* EXERCISE INSTRUCTIONS
Wherever "series" appears in a line, list that line.

═══ DATA SUPPLIED

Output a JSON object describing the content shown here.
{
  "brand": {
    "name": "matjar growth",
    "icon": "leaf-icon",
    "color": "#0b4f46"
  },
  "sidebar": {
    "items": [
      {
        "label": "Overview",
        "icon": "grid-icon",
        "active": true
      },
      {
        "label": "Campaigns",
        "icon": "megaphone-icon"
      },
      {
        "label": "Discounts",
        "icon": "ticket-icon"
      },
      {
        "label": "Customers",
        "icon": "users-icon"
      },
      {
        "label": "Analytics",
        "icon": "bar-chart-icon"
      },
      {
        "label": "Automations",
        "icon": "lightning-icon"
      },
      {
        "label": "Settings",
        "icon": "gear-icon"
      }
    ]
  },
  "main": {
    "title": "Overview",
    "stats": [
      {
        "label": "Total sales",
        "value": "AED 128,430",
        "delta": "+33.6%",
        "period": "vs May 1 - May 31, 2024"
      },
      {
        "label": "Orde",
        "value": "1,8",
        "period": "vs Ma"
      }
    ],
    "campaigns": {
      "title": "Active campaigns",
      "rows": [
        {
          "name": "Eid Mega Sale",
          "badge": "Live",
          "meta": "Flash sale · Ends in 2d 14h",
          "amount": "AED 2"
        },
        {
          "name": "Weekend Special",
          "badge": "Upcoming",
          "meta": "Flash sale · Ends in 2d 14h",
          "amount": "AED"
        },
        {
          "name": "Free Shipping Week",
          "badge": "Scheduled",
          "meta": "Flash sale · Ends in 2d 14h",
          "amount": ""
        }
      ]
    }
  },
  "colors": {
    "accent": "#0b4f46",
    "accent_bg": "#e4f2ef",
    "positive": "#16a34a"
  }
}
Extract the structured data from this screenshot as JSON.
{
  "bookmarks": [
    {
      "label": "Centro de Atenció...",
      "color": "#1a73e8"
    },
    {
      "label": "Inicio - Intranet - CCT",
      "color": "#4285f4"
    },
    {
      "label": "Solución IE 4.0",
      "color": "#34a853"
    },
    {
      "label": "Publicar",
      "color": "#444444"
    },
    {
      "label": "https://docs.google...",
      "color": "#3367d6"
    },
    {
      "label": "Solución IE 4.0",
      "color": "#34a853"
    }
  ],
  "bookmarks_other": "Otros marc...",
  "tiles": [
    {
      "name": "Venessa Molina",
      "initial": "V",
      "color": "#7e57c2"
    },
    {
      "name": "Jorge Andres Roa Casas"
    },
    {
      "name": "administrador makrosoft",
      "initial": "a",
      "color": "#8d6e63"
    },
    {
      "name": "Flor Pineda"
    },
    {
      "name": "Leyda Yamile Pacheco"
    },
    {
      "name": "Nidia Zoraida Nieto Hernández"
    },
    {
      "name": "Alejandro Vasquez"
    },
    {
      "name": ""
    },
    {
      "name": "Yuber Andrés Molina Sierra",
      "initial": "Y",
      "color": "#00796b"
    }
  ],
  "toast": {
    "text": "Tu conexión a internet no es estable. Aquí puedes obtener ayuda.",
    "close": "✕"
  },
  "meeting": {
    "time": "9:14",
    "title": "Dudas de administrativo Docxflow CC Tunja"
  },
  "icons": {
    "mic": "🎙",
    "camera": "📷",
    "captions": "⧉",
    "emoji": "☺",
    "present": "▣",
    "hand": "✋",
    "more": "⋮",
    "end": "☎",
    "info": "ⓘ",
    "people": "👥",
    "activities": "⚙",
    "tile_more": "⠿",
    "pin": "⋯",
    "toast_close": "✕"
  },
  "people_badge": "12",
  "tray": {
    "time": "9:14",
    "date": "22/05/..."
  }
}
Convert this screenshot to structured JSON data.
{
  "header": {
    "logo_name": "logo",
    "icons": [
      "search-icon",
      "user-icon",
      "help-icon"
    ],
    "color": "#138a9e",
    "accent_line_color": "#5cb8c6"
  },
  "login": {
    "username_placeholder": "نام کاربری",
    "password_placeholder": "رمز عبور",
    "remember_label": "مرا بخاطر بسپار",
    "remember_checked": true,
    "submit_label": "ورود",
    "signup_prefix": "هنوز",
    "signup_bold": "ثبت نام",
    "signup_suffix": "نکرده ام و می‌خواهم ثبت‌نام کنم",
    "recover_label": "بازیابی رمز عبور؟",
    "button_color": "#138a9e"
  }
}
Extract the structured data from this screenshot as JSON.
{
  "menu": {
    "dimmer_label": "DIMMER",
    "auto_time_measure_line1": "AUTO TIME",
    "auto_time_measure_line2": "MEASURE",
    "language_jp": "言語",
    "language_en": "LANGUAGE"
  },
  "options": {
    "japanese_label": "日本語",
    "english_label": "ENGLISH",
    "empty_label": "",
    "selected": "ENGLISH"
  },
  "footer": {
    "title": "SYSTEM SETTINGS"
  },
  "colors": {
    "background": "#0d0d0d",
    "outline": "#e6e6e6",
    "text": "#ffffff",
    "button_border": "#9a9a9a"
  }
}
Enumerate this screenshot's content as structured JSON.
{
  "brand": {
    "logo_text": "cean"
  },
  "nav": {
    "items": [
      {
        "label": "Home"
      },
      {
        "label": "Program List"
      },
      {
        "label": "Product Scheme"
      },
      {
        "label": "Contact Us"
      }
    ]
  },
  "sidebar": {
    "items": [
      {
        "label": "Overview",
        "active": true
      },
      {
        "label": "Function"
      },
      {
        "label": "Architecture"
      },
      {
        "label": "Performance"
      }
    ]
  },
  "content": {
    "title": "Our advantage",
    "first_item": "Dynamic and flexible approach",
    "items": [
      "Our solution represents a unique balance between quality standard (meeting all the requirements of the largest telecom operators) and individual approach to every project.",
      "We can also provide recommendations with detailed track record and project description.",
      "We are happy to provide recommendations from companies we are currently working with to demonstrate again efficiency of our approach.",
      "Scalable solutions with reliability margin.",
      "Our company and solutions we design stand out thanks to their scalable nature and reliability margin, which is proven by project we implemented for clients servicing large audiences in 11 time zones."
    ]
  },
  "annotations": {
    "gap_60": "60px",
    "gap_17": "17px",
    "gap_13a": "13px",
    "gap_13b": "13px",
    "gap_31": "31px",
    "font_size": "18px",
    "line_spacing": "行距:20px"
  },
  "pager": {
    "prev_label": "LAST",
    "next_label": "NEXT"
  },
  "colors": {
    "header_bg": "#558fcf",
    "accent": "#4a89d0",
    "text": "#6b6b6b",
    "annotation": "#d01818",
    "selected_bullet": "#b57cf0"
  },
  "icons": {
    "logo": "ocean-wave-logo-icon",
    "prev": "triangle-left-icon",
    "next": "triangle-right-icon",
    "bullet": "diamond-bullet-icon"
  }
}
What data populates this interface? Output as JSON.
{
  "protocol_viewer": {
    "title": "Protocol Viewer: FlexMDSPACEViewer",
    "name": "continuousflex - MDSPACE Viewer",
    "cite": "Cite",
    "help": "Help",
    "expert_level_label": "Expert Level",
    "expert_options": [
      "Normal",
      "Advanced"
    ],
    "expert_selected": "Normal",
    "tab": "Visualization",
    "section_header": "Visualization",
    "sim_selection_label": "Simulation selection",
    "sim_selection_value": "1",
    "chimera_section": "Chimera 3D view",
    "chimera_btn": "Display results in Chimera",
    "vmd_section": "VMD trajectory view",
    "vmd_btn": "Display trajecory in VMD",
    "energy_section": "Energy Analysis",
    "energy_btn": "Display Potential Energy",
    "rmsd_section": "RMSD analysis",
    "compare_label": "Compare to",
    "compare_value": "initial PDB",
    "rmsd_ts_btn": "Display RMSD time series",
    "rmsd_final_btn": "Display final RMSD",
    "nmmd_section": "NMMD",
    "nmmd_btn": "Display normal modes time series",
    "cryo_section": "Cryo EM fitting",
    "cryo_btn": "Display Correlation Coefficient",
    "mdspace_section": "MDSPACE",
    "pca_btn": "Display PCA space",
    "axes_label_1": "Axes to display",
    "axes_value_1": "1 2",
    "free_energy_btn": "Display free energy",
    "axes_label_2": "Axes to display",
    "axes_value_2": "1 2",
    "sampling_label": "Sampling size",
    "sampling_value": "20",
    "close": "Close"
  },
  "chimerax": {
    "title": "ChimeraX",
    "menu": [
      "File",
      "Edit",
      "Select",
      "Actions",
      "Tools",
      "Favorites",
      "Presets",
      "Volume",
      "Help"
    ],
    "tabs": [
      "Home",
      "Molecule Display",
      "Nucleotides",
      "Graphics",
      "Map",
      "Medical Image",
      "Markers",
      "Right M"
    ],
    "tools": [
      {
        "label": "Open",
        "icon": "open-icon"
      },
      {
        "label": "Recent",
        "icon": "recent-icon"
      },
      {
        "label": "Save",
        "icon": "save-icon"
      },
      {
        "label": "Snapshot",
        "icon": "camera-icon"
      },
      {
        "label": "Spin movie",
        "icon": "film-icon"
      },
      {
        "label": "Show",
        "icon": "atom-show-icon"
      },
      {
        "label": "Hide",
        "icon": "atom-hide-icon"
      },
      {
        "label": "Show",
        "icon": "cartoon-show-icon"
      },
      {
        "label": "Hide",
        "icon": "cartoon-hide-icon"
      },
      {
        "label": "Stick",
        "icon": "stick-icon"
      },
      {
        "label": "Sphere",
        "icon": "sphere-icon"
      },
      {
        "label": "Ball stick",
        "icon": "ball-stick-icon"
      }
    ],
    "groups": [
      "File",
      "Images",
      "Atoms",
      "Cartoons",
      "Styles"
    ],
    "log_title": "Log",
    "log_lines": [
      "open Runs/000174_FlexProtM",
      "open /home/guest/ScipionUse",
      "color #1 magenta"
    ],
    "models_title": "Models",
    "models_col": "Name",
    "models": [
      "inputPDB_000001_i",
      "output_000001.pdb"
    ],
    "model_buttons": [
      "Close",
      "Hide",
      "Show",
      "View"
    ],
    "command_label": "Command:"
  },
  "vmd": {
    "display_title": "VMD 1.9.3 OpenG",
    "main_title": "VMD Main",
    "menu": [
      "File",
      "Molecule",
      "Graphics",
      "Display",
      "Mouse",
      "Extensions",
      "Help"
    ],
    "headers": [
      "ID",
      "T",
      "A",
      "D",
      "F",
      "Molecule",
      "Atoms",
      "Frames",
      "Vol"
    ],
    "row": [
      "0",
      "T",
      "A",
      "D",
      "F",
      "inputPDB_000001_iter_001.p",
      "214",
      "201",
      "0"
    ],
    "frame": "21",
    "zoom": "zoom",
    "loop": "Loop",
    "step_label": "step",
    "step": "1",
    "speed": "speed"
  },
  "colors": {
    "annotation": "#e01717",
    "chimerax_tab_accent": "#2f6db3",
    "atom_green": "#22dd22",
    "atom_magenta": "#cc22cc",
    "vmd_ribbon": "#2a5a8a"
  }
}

══════

* WRITTEN ANSWER
    "rmsd_ts_btn": "Display RMSD time series",
    "nmmd_btn": "Display normal modes time series",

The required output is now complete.